Set exercise: For each line below that contains the string "aproximadamente", copy that line.

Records
####

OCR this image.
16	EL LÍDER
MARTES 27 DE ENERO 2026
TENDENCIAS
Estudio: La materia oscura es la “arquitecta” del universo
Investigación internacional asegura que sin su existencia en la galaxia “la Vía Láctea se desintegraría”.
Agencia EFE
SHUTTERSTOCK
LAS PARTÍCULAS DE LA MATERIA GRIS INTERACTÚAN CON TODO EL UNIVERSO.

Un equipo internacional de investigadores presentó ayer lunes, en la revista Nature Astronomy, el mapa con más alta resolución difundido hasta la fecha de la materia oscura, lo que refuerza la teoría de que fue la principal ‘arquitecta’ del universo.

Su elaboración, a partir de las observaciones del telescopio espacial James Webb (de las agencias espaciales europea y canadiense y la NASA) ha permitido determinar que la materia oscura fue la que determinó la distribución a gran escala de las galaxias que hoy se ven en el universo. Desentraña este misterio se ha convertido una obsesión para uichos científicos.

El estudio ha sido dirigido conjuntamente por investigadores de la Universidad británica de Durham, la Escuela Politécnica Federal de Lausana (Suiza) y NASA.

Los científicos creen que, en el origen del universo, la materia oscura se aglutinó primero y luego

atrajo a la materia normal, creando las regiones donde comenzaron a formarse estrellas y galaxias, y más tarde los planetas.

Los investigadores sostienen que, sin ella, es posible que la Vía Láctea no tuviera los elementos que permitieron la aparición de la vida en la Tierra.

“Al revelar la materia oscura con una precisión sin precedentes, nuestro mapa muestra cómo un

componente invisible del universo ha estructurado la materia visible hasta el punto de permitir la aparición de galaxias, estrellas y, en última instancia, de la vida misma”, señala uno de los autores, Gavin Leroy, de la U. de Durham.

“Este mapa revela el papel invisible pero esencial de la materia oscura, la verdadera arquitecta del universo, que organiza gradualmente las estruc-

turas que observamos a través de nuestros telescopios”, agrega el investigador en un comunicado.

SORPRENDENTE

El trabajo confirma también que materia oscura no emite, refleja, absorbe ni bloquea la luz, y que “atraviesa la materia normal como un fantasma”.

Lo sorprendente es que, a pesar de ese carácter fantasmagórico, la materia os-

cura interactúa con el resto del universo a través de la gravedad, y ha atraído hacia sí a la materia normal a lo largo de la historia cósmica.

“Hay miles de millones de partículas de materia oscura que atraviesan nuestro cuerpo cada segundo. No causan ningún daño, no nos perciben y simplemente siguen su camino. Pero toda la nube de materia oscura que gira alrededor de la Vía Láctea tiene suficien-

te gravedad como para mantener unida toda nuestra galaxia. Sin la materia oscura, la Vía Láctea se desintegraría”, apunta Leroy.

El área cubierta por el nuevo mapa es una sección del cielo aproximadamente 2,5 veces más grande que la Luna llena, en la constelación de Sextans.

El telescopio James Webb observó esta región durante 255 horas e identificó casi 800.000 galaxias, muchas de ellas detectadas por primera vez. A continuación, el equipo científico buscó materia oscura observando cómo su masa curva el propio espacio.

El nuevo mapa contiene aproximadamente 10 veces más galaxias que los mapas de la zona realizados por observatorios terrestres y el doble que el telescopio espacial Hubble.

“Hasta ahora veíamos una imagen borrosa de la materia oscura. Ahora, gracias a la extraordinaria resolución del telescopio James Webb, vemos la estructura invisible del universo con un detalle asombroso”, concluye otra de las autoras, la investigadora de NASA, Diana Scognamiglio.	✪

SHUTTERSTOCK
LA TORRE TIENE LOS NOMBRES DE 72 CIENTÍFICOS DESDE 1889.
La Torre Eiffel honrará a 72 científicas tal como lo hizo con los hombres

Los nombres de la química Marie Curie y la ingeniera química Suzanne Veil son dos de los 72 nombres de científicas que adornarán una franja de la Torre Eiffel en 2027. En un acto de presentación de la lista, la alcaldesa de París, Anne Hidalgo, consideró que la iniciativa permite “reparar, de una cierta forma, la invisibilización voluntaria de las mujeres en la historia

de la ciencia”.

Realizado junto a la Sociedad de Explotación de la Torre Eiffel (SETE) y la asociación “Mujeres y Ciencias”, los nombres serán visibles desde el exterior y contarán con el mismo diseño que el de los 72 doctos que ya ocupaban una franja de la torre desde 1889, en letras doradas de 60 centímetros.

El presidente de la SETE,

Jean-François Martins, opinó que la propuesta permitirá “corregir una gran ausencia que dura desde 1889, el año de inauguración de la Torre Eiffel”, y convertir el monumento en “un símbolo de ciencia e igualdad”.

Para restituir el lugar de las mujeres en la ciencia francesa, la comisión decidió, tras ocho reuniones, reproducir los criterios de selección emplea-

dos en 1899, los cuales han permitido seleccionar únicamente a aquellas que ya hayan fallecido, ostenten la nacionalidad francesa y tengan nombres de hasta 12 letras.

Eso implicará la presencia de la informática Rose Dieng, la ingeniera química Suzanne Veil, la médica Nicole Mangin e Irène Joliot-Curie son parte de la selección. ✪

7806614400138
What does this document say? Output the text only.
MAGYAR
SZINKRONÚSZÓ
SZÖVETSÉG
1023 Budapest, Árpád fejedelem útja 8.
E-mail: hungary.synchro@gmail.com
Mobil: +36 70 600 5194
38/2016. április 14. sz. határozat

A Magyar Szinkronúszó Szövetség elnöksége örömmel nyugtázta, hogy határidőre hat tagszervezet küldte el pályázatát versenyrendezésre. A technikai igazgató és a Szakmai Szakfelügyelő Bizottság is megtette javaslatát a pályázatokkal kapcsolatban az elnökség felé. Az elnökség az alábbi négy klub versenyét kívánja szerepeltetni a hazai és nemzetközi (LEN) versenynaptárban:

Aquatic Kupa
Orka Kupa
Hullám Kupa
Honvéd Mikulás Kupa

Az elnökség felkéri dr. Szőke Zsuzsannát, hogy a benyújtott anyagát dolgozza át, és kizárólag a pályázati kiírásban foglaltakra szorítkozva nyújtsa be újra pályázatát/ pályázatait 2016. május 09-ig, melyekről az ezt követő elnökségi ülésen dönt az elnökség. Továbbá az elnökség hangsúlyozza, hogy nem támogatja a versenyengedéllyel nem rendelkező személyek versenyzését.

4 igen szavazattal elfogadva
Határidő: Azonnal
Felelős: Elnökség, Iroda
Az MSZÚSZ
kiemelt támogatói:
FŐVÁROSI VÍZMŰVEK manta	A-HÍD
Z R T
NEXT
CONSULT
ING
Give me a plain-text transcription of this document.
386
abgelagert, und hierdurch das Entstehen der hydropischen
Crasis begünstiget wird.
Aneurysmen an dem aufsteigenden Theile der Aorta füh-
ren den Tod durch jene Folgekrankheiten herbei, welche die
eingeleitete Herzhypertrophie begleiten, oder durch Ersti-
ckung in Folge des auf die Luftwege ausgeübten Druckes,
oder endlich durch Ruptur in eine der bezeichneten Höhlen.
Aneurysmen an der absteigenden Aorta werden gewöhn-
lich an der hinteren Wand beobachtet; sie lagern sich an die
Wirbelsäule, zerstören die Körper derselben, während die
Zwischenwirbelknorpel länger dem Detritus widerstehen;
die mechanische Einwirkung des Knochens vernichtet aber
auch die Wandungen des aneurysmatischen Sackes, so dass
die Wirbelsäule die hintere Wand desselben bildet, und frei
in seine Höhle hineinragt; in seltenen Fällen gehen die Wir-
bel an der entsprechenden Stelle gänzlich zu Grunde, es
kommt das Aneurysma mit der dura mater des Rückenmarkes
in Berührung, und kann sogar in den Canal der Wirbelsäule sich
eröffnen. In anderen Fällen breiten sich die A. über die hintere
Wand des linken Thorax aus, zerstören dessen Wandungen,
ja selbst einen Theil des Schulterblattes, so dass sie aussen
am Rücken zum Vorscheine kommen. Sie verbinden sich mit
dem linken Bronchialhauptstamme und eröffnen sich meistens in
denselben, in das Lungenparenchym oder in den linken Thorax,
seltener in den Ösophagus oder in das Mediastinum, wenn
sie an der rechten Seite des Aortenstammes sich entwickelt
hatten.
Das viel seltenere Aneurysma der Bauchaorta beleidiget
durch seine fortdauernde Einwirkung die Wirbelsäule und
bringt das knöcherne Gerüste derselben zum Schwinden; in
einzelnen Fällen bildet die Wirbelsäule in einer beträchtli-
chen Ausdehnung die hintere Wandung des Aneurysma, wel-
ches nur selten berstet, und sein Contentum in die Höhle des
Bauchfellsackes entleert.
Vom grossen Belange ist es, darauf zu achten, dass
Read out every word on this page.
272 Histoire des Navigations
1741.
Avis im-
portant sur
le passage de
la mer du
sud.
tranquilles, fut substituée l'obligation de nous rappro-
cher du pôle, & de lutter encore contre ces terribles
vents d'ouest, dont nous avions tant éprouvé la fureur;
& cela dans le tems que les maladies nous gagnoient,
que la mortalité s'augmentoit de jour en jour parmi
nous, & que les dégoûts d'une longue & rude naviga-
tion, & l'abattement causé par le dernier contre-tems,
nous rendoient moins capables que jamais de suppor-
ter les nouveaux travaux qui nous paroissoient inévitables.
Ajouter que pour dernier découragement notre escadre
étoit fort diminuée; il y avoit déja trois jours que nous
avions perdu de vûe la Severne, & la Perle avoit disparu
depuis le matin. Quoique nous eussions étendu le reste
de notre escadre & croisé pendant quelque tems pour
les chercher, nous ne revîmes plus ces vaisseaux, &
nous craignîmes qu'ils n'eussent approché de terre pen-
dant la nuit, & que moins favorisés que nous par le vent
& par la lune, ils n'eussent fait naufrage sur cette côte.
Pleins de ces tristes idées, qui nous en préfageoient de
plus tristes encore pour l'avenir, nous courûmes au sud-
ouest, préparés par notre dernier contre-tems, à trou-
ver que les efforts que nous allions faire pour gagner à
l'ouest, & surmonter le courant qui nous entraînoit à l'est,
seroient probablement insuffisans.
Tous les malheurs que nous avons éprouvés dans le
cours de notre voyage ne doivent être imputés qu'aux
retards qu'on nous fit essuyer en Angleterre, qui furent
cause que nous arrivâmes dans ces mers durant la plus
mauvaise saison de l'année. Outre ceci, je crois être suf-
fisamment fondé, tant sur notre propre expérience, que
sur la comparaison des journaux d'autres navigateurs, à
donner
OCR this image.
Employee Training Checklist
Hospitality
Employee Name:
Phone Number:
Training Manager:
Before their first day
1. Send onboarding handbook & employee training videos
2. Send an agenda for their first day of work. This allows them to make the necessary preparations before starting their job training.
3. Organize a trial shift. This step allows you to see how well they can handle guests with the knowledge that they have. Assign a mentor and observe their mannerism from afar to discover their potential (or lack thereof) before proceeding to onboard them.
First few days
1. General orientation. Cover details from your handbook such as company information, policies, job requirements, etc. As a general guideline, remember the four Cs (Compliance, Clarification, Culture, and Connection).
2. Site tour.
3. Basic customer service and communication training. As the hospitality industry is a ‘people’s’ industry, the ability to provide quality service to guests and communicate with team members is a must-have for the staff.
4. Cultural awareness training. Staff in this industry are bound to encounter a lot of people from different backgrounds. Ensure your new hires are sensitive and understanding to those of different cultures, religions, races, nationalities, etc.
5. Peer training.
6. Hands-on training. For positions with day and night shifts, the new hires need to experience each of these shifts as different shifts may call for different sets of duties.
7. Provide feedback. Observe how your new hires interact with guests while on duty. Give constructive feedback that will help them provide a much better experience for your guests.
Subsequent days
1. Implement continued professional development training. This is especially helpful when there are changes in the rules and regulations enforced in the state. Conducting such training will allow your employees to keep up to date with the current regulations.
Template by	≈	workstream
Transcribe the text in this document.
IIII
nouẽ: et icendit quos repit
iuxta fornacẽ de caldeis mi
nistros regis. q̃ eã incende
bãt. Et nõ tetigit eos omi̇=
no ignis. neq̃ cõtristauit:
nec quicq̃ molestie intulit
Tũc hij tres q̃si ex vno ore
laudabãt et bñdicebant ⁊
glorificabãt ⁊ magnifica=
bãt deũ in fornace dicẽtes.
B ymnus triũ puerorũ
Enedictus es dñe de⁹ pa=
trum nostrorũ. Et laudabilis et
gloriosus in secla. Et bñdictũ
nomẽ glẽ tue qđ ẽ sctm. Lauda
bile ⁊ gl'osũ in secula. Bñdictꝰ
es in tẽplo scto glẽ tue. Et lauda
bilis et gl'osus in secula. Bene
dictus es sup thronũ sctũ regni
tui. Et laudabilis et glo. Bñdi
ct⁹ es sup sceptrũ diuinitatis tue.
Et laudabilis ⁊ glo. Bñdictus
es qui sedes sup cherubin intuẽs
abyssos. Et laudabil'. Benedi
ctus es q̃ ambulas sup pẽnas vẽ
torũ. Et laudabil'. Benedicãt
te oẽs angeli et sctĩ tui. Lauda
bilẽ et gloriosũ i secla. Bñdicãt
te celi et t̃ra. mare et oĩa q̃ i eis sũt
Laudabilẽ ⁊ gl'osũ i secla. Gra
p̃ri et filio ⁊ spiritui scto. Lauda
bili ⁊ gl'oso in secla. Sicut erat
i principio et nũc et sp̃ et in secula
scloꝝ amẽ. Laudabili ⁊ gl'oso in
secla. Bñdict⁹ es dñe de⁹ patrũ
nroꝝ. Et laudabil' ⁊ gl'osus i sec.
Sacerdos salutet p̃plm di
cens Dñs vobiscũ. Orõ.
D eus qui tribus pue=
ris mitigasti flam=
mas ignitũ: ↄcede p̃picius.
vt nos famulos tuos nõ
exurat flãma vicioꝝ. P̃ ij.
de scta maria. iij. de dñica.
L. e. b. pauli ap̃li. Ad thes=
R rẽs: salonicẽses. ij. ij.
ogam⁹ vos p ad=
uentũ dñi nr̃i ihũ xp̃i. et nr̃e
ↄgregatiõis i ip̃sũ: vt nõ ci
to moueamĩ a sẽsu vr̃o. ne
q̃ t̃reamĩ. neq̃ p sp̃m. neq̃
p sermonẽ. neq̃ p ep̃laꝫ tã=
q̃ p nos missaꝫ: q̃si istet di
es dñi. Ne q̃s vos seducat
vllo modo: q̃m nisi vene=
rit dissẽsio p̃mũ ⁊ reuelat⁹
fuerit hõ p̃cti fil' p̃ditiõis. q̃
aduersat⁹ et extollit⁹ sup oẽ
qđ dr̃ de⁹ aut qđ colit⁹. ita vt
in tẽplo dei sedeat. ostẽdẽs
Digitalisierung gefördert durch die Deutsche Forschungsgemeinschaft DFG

####

Output for this task:
El área cubierta por el nuevo mapa es una sección del cielo aproximadamente 2,5 veces más grande que la Luna llena, en la constelación de Sextans.
El nuevo mapa contiene aproximadamente 10 veces más galaxias que los mapas de la zona realizados por observatorios terrestres y el doble que el telescopio espacial Hubble.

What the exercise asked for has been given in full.